Reproduce all of the material word for word.
======== Excerpted data
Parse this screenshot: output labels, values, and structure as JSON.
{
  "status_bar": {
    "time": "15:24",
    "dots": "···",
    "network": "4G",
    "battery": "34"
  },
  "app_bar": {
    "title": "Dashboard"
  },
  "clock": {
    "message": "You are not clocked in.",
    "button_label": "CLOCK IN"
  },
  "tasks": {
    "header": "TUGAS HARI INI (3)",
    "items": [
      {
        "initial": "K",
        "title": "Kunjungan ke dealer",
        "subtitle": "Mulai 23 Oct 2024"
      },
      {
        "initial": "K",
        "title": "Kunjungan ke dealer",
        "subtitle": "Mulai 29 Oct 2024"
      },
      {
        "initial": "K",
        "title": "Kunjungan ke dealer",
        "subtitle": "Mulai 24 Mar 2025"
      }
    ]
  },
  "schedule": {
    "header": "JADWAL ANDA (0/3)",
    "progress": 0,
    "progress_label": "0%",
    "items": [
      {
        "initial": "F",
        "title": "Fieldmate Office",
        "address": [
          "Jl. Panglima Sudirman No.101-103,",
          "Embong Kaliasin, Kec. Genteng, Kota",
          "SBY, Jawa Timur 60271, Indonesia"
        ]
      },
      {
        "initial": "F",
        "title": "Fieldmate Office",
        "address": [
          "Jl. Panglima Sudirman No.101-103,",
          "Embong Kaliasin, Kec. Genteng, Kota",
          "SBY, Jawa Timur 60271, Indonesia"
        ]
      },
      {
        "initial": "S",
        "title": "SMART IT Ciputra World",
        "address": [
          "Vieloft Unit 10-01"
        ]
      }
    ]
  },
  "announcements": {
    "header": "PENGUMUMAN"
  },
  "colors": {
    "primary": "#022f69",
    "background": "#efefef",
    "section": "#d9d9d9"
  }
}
================
§ Task output
Parse this screenshot: output labels, values, and structure as JSON.
{
  "status_bar": {
    "time": "15:24",
    "dots": "···",
    "network": "4G",
    "battery": "34"
  },
  "app_bar": {
    "title": "Dashboard"
  },
  "clock": {
    "message": "You are not clocked in.",
    "button_label": "CLOCK IN"
  },
  "tasks": {
    "header": "TUGAS HARI INI (3)",
    "items": [
      {
        "initial": "K",
        "title": "Kunjungan ke dealer",
        "subtitle": "Mulai 23 Oct 2024"
      },
      {
        "initial": "K",
        "title": "Kunjungan ke dealer",
        "subtitle": "Mulai 29 Oct 2024"
      },
      {
        "initial": "K",
        "title": "Kunjungan ke dealer",
        "subtitle": "Mulai 24 Mar 2025"
      }
    ]
  },
  "schedule": {
    "header": "JADWAL ANDA (0/3)",
    "progress": 0,
    "progress_label": "0%",
    "items": [
      {
        "initial": "F",
        "title": "Fieldmate Office",
        "address": [
          "Jl. Panglima Sudirman No.101-103,",
          "Embong Kaliasin, Kec. Genteng, Kota",
          "SBY, Jawa Timur 60271, Indonesia"
        ]
      },
      {
        "initial": "F",
        "title": "Fieldmate Office",
        "address": [
          "Jl. Panglima Sudirman No.101-103,",
          "Embong Kaliasin, Kec. Genteng, Kota",
          "SBY, Jawa Timur 60271, Indonesia"
        ]
      },
      {
        "initial": "S",
        "title": "SMART IT Ciputra World",
        "address": [
          "Vieloft Unit 10-01"
        ]
      }
    ]
  },
  "announcements": {
    "header": "PENGUMUMAN"
  },
  "colors": {
    "primary": "#022f69",
    "background": "#efefef",
    "section": "#d9d9d9"
  }
}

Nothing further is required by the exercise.